Search the data for the word "image" and copy every line that contains it.
╭─ Input material
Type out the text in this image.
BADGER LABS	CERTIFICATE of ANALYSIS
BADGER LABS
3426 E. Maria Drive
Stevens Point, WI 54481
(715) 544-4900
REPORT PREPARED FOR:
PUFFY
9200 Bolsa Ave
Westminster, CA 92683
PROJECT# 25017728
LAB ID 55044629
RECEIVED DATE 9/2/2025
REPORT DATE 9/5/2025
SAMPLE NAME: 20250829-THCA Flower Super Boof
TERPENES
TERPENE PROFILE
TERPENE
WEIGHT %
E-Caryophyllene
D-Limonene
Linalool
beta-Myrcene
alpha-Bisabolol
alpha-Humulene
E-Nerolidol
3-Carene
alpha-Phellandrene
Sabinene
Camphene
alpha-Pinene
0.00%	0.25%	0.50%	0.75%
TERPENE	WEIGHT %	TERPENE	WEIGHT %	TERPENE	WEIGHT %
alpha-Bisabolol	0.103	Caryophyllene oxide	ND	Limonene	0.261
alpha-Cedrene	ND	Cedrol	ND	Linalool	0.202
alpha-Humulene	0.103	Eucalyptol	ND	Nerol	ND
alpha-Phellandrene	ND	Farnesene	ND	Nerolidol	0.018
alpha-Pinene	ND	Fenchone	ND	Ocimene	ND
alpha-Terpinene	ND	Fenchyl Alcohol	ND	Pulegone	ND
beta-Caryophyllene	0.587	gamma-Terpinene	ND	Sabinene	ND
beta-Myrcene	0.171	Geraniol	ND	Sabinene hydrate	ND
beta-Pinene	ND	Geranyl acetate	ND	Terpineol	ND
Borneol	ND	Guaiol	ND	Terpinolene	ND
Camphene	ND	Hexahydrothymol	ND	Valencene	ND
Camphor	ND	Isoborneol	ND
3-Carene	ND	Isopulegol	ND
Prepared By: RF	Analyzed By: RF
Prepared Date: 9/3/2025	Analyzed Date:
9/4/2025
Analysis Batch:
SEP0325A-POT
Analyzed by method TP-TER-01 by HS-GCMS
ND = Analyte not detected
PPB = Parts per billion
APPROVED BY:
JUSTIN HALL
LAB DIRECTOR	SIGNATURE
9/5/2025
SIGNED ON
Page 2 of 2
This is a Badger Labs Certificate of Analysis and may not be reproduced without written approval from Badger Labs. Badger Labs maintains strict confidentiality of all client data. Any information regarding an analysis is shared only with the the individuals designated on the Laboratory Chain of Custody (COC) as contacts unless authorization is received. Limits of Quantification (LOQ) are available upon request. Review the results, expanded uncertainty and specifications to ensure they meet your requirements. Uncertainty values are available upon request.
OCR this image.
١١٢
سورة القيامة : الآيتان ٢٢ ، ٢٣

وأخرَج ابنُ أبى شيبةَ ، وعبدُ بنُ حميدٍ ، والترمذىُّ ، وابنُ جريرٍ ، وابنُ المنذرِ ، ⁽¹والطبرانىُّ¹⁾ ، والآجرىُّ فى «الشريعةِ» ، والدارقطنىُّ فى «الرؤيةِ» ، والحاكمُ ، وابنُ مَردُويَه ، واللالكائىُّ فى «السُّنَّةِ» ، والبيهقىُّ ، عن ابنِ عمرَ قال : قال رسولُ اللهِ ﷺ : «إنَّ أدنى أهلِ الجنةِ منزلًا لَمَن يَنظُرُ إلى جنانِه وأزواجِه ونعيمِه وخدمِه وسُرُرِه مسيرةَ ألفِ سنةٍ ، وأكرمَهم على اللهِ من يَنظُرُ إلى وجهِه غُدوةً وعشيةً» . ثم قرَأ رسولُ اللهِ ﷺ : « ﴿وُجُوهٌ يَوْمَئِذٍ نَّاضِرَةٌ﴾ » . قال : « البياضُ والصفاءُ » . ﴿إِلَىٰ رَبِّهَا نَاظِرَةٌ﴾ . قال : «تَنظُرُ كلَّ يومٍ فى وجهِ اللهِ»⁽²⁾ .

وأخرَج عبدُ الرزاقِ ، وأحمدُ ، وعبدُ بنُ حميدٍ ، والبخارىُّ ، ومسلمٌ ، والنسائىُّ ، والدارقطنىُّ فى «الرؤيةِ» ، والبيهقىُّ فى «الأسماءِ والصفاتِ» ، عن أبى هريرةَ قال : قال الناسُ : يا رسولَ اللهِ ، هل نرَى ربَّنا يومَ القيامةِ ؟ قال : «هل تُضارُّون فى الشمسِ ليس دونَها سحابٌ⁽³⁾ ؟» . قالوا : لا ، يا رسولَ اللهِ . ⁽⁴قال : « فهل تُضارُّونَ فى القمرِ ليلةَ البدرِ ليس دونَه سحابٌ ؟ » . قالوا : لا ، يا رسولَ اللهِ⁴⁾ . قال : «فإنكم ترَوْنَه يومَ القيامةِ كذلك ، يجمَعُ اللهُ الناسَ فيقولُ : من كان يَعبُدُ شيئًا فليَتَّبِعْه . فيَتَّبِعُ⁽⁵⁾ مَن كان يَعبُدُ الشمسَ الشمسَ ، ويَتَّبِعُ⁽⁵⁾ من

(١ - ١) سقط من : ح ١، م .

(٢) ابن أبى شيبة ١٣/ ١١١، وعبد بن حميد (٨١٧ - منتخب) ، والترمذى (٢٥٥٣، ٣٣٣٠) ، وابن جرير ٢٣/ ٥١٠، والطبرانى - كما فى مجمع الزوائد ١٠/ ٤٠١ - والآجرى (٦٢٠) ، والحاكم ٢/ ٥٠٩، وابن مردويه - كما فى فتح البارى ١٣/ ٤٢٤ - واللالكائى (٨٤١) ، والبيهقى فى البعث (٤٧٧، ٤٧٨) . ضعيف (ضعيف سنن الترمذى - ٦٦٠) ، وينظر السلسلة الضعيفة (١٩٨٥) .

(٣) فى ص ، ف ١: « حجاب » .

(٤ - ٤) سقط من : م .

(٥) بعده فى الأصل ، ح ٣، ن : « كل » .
╰─
Response for this exercise:
Type out the text in this image.
OCR this image.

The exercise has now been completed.